** begin **

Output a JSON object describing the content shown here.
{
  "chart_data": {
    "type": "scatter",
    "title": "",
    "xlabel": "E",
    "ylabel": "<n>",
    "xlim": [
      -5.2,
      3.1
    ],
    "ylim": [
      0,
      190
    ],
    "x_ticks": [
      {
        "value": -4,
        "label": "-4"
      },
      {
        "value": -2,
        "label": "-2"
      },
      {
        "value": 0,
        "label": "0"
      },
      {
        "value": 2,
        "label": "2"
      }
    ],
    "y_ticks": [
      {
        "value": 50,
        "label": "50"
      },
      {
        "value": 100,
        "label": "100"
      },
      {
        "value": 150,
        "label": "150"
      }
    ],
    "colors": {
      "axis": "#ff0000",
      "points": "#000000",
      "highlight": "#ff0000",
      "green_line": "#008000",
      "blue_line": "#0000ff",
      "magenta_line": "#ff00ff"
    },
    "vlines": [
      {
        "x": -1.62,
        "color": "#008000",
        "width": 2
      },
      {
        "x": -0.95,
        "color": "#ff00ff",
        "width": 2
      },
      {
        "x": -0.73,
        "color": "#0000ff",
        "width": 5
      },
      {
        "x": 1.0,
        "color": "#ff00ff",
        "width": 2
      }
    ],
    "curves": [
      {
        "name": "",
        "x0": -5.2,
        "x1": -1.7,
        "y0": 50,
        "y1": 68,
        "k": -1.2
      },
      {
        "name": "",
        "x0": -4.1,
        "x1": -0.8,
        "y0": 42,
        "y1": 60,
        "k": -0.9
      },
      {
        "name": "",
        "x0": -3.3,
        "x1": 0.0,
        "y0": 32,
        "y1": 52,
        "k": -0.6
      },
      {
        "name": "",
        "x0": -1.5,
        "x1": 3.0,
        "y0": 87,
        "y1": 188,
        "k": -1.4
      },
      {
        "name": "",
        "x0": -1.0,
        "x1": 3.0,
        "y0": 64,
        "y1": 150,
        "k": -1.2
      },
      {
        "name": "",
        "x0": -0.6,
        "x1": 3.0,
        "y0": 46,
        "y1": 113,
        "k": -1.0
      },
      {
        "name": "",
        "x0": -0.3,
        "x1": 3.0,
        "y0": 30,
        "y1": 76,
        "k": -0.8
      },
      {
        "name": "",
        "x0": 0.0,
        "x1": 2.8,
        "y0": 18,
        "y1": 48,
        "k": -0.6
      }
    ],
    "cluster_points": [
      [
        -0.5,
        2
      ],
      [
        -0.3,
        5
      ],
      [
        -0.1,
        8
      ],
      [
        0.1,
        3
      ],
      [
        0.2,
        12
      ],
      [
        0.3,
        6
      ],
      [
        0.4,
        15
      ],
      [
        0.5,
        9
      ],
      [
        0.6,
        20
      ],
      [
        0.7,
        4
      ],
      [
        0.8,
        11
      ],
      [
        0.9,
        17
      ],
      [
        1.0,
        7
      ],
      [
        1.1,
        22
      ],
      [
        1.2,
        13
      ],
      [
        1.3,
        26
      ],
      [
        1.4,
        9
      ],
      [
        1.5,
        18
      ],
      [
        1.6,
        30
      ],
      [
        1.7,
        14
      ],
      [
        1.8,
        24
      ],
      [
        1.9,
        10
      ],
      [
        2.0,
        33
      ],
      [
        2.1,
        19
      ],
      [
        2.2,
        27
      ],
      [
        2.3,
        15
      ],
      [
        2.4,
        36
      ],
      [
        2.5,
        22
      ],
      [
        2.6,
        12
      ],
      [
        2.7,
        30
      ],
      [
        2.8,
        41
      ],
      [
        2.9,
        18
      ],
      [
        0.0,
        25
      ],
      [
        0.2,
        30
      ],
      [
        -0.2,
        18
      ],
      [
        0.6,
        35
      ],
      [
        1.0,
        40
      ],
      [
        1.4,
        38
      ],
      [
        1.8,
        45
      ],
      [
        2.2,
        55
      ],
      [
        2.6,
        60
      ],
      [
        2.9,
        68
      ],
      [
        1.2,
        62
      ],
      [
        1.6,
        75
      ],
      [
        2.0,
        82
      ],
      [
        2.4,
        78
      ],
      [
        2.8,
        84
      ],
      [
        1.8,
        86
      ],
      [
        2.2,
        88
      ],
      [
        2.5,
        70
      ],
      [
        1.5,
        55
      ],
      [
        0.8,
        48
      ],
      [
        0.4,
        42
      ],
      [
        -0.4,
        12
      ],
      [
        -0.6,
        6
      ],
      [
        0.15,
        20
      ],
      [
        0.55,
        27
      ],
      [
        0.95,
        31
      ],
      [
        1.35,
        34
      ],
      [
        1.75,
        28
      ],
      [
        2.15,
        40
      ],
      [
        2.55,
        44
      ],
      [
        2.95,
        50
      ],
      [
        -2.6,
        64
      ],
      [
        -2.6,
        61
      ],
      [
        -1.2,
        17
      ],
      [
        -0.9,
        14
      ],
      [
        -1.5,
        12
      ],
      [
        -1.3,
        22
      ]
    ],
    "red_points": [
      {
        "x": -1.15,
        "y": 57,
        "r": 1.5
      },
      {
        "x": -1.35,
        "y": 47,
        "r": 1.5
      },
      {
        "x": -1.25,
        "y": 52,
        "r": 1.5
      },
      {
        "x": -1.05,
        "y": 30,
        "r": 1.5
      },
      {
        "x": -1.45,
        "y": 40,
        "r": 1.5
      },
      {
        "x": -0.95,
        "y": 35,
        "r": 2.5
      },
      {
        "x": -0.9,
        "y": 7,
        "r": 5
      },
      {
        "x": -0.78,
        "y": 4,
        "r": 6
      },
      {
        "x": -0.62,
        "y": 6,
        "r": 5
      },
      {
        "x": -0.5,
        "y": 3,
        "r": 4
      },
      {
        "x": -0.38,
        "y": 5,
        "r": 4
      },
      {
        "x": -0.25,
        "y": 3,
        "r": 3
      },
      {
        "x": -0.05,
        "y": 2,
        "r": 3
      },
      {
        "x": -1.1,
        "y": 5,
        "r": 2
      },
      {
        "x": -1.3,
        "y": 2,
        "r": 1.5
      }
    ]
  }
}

** end **

• **AIM OF THE TASK**:
Copy all the lines, exactly.

• **OUTPUT OF THE TASK**:
Output a JSON object describing the content shown here.
{
  "chart_data": {
    "type": "scatter",
    "title": "",
    "xlabel": "E",
    "ylabel": "<n>",
    "xlim": [
      -5.2,
      3.1
    ],
    "ylim": [
      0,
      190
    ],
    "x_ticks": [
      {
        "value": -4,
        "label": "-4"
      },
      {
        "value": -2,
        "label": "-2"
      },
      {
        "value": 0,
        "label": "0"
      },
      {
        "value": 2,
        "label": "2"
      }
    ],
    "y_ticks": [
      {
        "value": 50,
        "label": "50"
      },
      {
        "value": 100,
        "label": "100"
      },
      {
        "value": 150,
        "label": "150"
      }
    ],
    "colors": {
      "axis": "#ff0000",
      "points": "#000000",
      "highlight": "#ff0000",
      "green_line": "#008000",
      "blue_line": "#0000ff",
      "magenta_line": "#ff00ff"
    },
    "vlines": [
      {
        "x": -1.62,
        "color": "#008000",
        "width": 2
      },
      {
        "x": -0.95,
        "color": "#ff00ff",
        "width": 2
      },
      {
        "x": -0.73,
        "color": "#0000ff",
        "width": 5
      },
      {
        "x": 1.0,
        "color": "#ff00ff",
        "width": 2
      }
    ],
    "curves": [
      {
        "name": "",
        "x0": -5.2,
        "x1": -1.7,
        "y0": 50,
        "y1": 68,
        "k": -1.2
      },
      {
        "name": "",
        "x0": -4.1,
        "x1": -0.8,
        "y0": 42,
        "y1": 60,
        "k": -0.9
      },
      {
        "name": "",
        "x0": -3.3,
        "x1": 0.0,
        "y0": 32,
        "y1": 52,
        "k": -0.6
      },
      {
        "name": "",
        "x0": -1.5,
        "x1": 3.0,
        "y0": 87,
        "y1": 188,
        "k": -1.4
      },
      {
        "name": "",
        "x0": -1.0,
        "x1": 3.0,
        "y0": 64,
        "y1": 150,
        "k": -1.2
      },
      {
        "name": "",
        "x0": -0.6,
        "x1": 3.0,
        "y0": 46,
        "y1": 113,
        "k": -1.0
      },
      {
        "name": "",
        "x0": -0.3,
        "x1": 3.0,
        "y0": 30,
        "y1": 76,
        "k": -0.8
      },
      {
        "name": "",
        "x0": 0.0,
        "x1": 2.8,
        "y0": 18,
        "y1": 48,
        "k": -0.6
      }
    ],
    "cluster_points": [
      [
        -0.5,
        2
      ],
      [
        -0.3,
        5
      ],
      [
        -0.1,
        8
      ],
      [
        0.1,
        3
      ],
      [
        0.2,
        12
      ],
      [
        0.3,
        6
      ],
      [
        0.4,
        15
      ],
      [
        0.5,
        9
      ],
      [
        0.6,
        20
      ],
      [
        0.7,
        4
      ],
      [
        0.8,
        11
      ],
      [
        0.9,
        17
      ],
      [
        1.0,
        7
      ],
      [
        1.1,
        22
      ],
      [
        1.2,
        13
      ],
      [
        1.3,
        26
      ],
      [
        1.4,
        9
      ],
      [
        1.5,
        18
      ],
      [
        1.6,
        30
      ],
      [
        1.7,
        14
      ],
      [
        1.8,
        24
      ],
      [
        1.9,
        10
      ],
      [
        2.0,
        33
      ],
      [
        2.1,
        19
      ],
      [
        2.2,
        27
      ],
      [
        2.3,
        15
      ],
      [
        2.4,
        36
      ],
      [
        2.5,
        22
      ],
      [
        2.6,
        12
      ],
      [
        2.7,
        30
      ],
      [
        2.8,
        41
      ],
      [
        2.9,
        18
      ],
      [
        0.0,
        25
      ],
      [
        0.2,
        30
      ],
      [
        -0.2,
        18
      ],
      [
        0.6,
        35
      ],
      [
        1.0,
        40
      ],
      [
        1.4,
        38
      ],
      [
        1.8,
        45
      ],
      [
        2.2,
        55
      ],
      [
        2.6,
        60
      ],
      [
        2.9,
        68
      ],
      [
        1.2,
        62
      ],
      [
        1.6,
        75
      ],
      [
        2.0,
        82
      ],
      [
        2.4,
        78
      ],
      [
        2.8,
        84
      ],
      [
        1.8,
        86
      ],
      [
        2.2,
        88
      ],
      [
        2.5,
        70
      ],
      [
        1.5,
        55
      ],
      [
        0.8,
        48
      ],
      [
        0.4,
        42
      ],
      [
        -0.4,
        12
      ],
      [
        -0.6,
        6
      ],
      [
        0.15,
        20
      ],
      [
        0.55,
        27
      ],
      [
        0.95,
        31
      ],
      [
        1.35,
        34
      ],
      [
        1.75,
        28
      ],
      [
        2.15,
        40
      ],
      [
        2.55,
        44
      ],
      [
        2.95,
        50
      ],
      [
        -2.6,
        64
      ],
      [
        -2.6,
        61
      ],
      [
        -1.2,
        17
      ],
      [
        -0.9,
        14
      ],
      [
        -1.5,
        12
      ],
      [
        -1.3,
        22
      ]
    ],
    "red_points": [
      {
        "x": -1.15,
        "y": 57,
        "r": 1.5
      },
      {
        "x": -1.35,
        "y": 47,
        "r": 1.5
      },
      {
        "x": -1.25,
        "y": 52,
        "r": 1.5
      },
      {
        "x": -1.05,
        "y": 30,
        "r": 1.5
      },
      {
        "x": -1.45,
        "y": 40,
        "r": 1.5
      },
      {
        "x": -0.95,
        "y": 35,
        "r": 2.5
      },
      {
        "x": -0.9,
        "y": 7,
        "r": 5
      },
      {
        "x": -0.78,
        "y": 4,
        "r": 6
      },
      {
        "x": -0.62,
        "y": 6,
        "r": 5
      },
      {
        "x": -0.5,
        "y": 3,
        "r": 4
      },
      {
        "x": -0.38,
        "y": 5,
        "r": 4
      },
      {
        "x": -0.25,
        "y": 3,
        "r": 3
      },
      {
        "x": -0.05,
        "y": 2,
        "r": 3
      },
      {
        "x": -1.1,
        "y": 5,
        "r": 2
      },
      {
        "x": -1.3,
        "y": 2,
        "r": 1.5
      }
    ]
  }
}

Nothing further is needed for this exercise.